=== Records shown ===

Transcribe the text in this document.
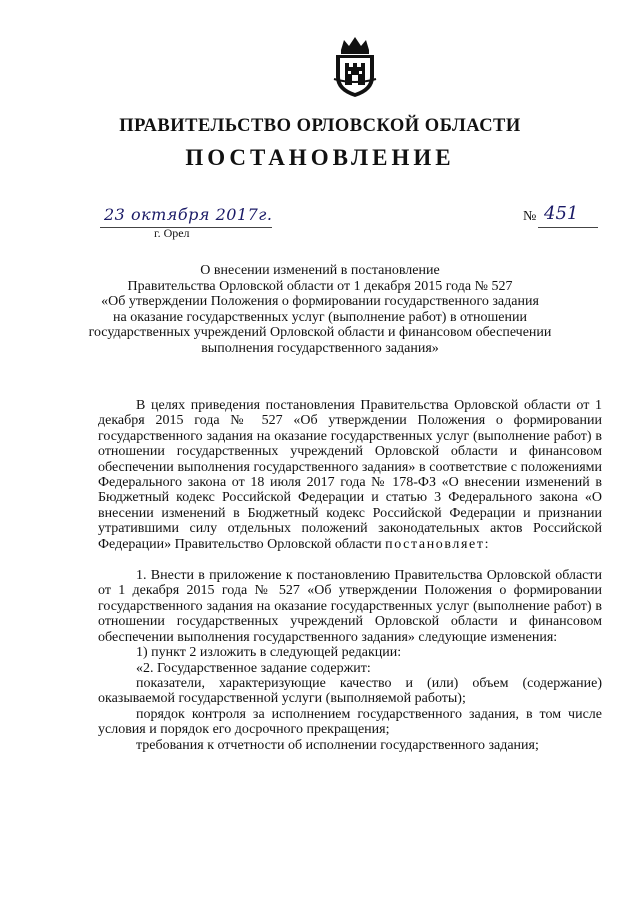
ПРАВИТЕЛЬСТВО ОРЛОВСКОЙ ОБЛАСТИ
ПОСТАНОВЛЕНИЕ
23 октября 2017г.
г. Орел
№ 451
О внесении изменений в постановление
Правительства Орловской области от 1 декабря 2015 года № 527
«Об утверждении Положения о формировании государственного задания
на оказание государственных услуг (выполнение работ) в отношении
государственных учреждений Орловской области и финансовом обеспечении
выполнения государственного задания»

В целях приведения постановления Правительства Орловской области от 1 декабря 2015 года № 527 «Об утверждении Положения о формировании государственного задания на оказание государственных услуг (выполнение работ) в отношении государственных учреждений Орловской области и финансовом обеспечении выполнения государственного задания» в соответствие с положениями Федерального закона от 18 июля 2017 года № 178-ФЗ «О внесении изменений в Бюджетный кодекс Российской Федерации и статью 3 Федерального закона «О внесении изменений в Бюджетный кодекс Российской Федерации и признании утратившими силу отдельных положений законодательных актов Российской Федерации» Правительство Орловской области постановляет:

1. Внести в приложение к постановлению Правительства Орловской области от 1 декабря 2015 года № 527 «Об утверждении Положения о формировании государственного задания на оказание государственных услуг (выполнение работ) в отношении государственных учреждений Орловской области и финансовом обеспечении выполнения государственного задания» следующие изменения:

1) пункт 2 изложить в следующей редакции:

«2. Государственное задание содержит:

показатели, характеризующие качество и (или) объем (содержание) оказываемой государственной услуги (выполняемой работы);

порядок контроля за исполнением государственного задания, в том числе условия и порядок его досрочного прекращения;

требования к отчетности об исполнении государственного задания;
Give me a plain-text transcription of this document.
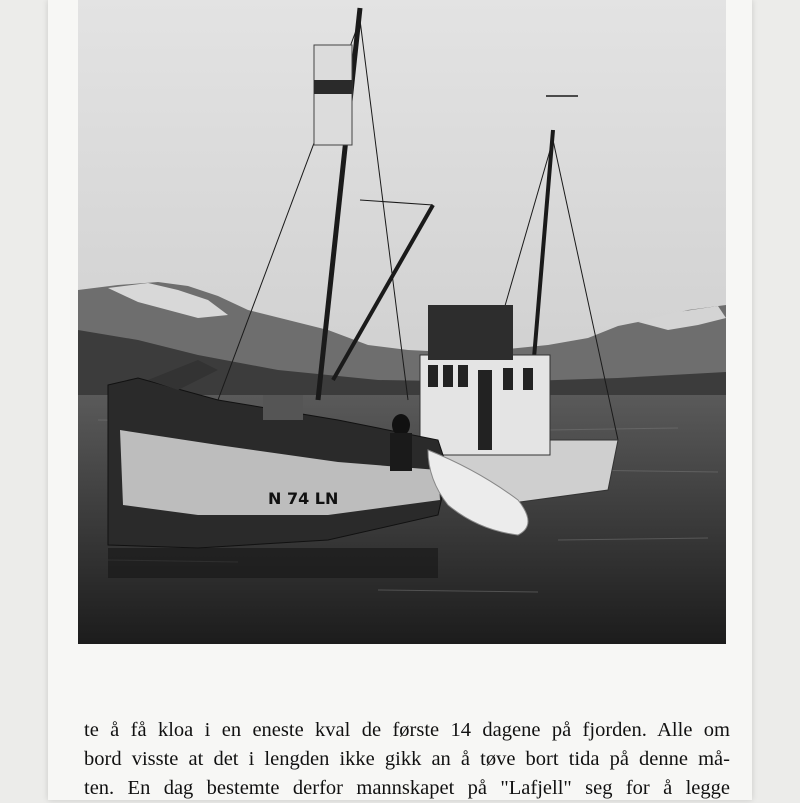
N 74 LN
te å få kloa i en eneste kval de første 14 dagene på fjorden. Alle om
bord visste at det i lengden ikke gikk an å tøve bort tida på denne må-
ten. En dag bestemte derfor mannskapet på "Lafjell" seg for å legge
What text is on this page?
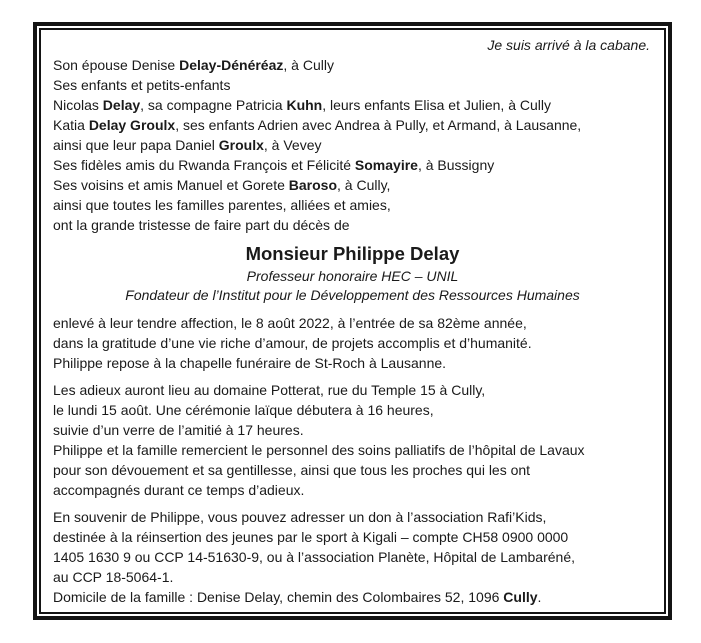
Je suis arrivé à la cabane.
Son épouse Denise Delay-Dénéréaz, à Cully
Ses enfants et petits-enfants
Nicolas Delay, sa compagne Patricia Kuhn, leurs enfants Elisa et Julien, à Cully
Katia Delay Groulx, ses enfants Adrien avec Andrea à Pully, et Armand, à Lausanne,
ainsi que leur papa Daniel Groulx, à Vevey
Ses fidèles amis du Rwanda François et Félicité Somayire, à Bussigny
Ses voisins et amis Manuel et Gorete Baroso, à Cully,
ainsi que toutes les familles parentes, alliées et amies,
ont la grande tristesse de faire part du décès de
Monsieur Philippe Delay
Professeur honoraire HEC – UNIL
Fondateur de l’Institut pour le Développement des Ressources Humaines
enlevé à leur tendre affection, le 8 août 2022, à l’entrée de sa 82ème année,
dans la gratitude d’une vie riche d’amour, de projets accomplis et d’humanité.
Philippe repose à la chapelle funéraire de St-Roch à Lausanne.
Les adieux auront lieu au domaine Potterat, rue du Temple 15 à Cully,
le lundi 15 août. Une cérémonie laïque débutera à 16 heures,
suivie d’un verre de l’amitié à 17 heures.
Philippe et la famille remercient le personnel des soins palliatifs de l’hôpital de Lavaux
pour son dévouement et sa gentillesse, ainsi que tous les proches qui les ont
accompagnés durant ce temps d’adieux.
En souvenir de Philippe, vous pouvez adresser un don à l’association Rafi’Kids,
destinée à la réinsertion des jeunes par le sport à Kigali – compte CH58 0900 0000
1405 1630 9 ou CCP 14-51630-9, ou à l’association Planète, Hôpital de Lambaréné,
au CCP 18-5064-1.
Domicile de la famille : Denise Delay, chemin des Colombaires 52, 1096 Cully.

===

(Task instructions): Track down every line of the material containing the string "document", and copy it.

(Reply):
Transcribe the text in this document.
Give me a plain-text transcription of this document.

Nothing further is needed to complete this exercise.